WHAT THE TASK REQUIRES | Give the number of lines in the listing below that include the word "Tissue", with nothing more.

RECORDS SHOWN |
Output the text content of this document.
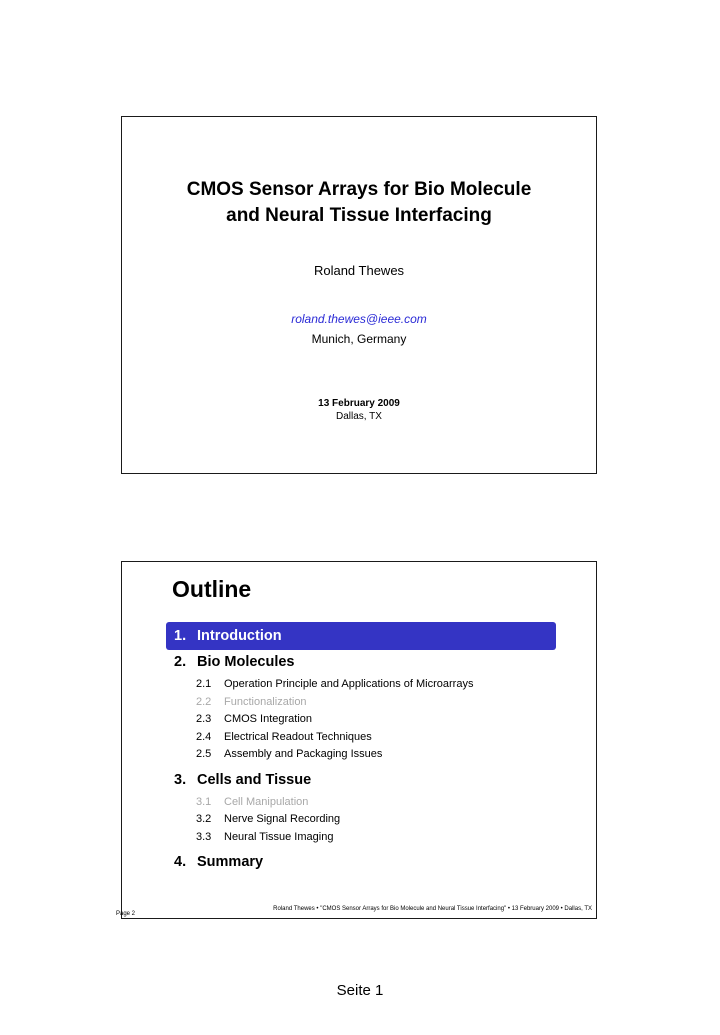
CMOS Sensor Arrays for Bio Molecule
and Neural Tissue Interfacing
Roland Thewes
roland.thewes@ieee.com
Munich, Germany
13 February 2009
Dallas, TX
Outline
1. Introduction
2. Bio Molecules
2.1 Operation Principle and Applications of Microarrays
2.2 Functionalization
2.3 CMOS Integration
2.4 Electrical Readout Techniques
2.5 Assembly and Packaging Issues
3. Cells and Tissue
3.1 Cell Manipulation
3.2 Nerve Signal Recording
3.3 Neural Tissue Imaging
4. Summary
Roland Thewes • "CMOS Sensor Arrays for Bio Molecule and Neural Tissue Interfacing" • 13 February 2009 • Dallas, TX
Page 2
Seite 1
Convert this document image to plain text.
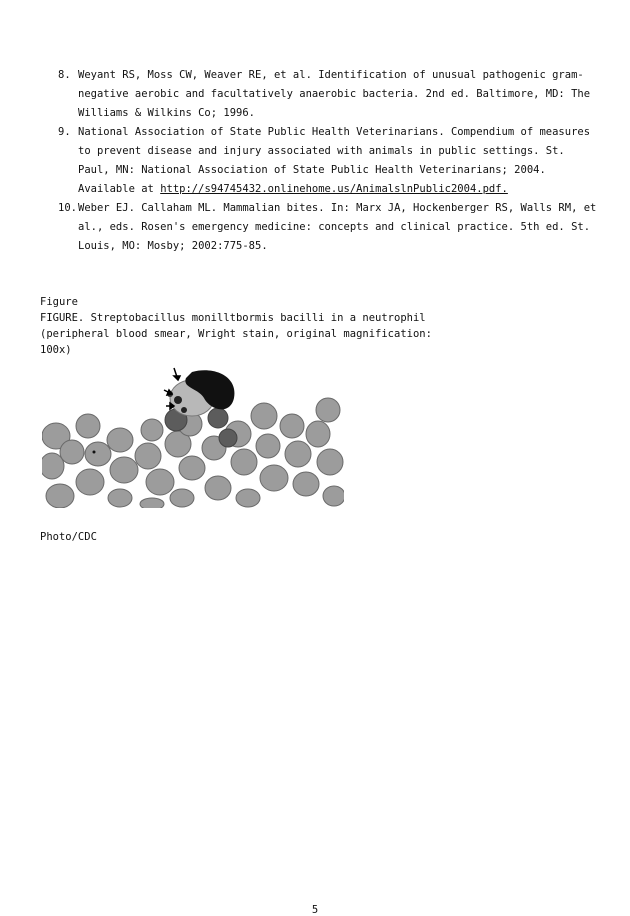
8. Weyant RS, Moss CW, Weaver RE, et al. Identification of unusual pathogenic gram-negative aerobic and facultatively anaerobic bacteria. 2nd ed. Baltimore, MD: The Williams & Wilkins Co; 1996.
9. National Association of State Public Health Veterinarians. Compendium of measures to prevent disease and injury associated with animals in public settings. St. Paul, MN: National Association of State Public Health Veterinarians; 2004. Available at http://s94745432.onlinehome.us/AnimalslnPublic2004.pdf.
10. Weber EJ. Callaham ML. Mammalian bites. In: Marx JA, Hockenberger RS, Walls RM, et al., eds. Rosen's emergency medicine: concepts and clinical practice. 5th ed. St. Louis, MO: Mosby; 2002:775-85.
Figure
FIGURE. Streptobacillus monilltbormis bacilli in a neutrophil
(peripheral blood smear, Wright stain, original magnification:
100x)
Photo/CDC
5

RESULT OF THIS EXERCISE | 4